- _Passage given_

Trex Game with CNN
In this article, I created a model that plays Trex Game. I need to explain that, this model is not a Reinforcement Learning (RL) model. It is a simple CNN model that predicts objects and keyboard actions.
Content:
1) Getting Data
2) Train a CNN Model
3) Test the Trained Model in Game
Getting Data
First I started with getting data. In order to do that, I used some libraries;
import keyboard
import uuid
import time
from PIL import Image
from mss import mss
Using the library called keyboard I saved my action for example "up", "down" and "right".
To import that, first, the library must be installed:
pip install keyboard
Using this library called mss, I can record my screen for the game. When I run all lines, I'll switch the game screen and the model that is trained with the data I got, will predict action according to images. Also, this library (mss) helps me to cut off some areas in the screen. Thus, the model can only focuses on determined area. But at the first, this library must be installed like others. For that:
pip install mss
After import libraries, I will set coordinates of the game, because in the screen there are a lot of useless stuff, in order to remove them I will determine some coordinates using Paint :)

- _Written instruction A_
From the Trex game tutorial, write out the part starting at "To import that, first, the" and ending at "using Paint :)".
- _Written instruction B_
Translate this sentence from the Trex game tutorial into Spanish: "Using this library called mss, I can record my screen for the game."
- _Written instruction C_
Proceed with the Trex game tutorial, picking up right after its last sentence.

- _Dataset extract_
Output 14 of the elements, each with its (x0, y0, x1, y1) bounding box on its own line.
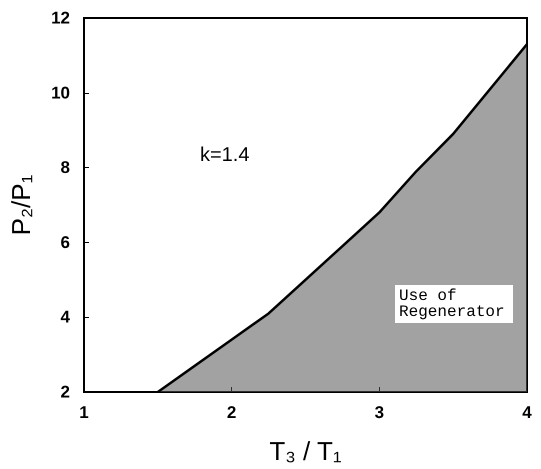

- _Final result A_
To import that, first, the library must be installed:
pip install keyboard
Using this library called mss, I can record my screen for the game. When I run all lines, I'll switch the game screen and the model that is trained with the data I got, will predict action according to images. Also, this library (mss) helps me to cut off some areas in the screen. Thus, the model can only focuses on determined area. But at the first, this library must be installed like others. For that:
pip install mss
After import libraries, I will set coordinates of the game, because in the screen there are a lot of useless stuff, in order to remove them I will determine some coordinates using Paint :)

- _Final result B_
Usando esta biblioteca llamada mss, puedo grabar mi pantalla para el juego.

- _Final result C_
mon = {"top":370,
"left":700,
"width":200,
"height":145}
Using the library called mss, I can easily cut off the area that I want the model to see only. Therefore I defined mss
sct = mss()
Now, I will create a function that I will use for recording.
i = 0
def record_screen(record_id, key):
global i # I will use this i inside and outside of the function. (I have an other i)
i += 1
print(f"{key}, {i}") #key: char of keyboard, i: num of press for char
img = sct.grab(mon)
im = Image.frombytes("RGB", img.size, img.rgb)
im.save(f"data/img/{key}_{record_id}_{i}.png")
After this record function, I need to define an other function for the exit. When I want to exit in recording, I will press "esc" and then the exit function will be called.
For that:
is_exit = False
def exit():
global is_exit
is_exit = True
keyboard.add_hotkey("esc", exit)
After all, I can set last stuff. Here I will define
record_id = uuid.uuid4()
while True:
if is_exit: break
try:
if keyboard.is_pressed(keyboard.KEY_UP):
record_screen(record_id=record_id, key="up")
time.sleep(0.1)
elif keyboard.is_pressed(keyboard.KEY_DOWN):
record_screen(record_id=record_id, key="down")
time.sleep(0.1)
elif keyboard.is_pressed("right"):
record_screen(record_id=record_id, key="right")
time.sleep(0.1)
except RuntimeError: continue
Now, I am ready to get data in game.
2) Train a CNN Model
In this content, I will train a CNN model using the data I got. The model will predict keyboard actions according to images. For example, if the model recognizes a cactus, the action will be "UP", or if the model recognizes a bird, the action will be "DOWN" or "UP". In order to take place that, first I start with that import libraries.
import glob
import os
import numpy as np
from keras.models import Sequential
from keras.layers import Dense, Dropout, Flatten, Conv2D, MaxPooling2D
from PIL import Image
from sklearn.preprocessing import LabelEncoder, OneHotEncoder
from sklearn.model_selection import train_test_split
import seaborn as sns
import matplotlib.pyplot as plt
after libraries, I'll define path of images:
imgs = glob.glob("data/img/*.png")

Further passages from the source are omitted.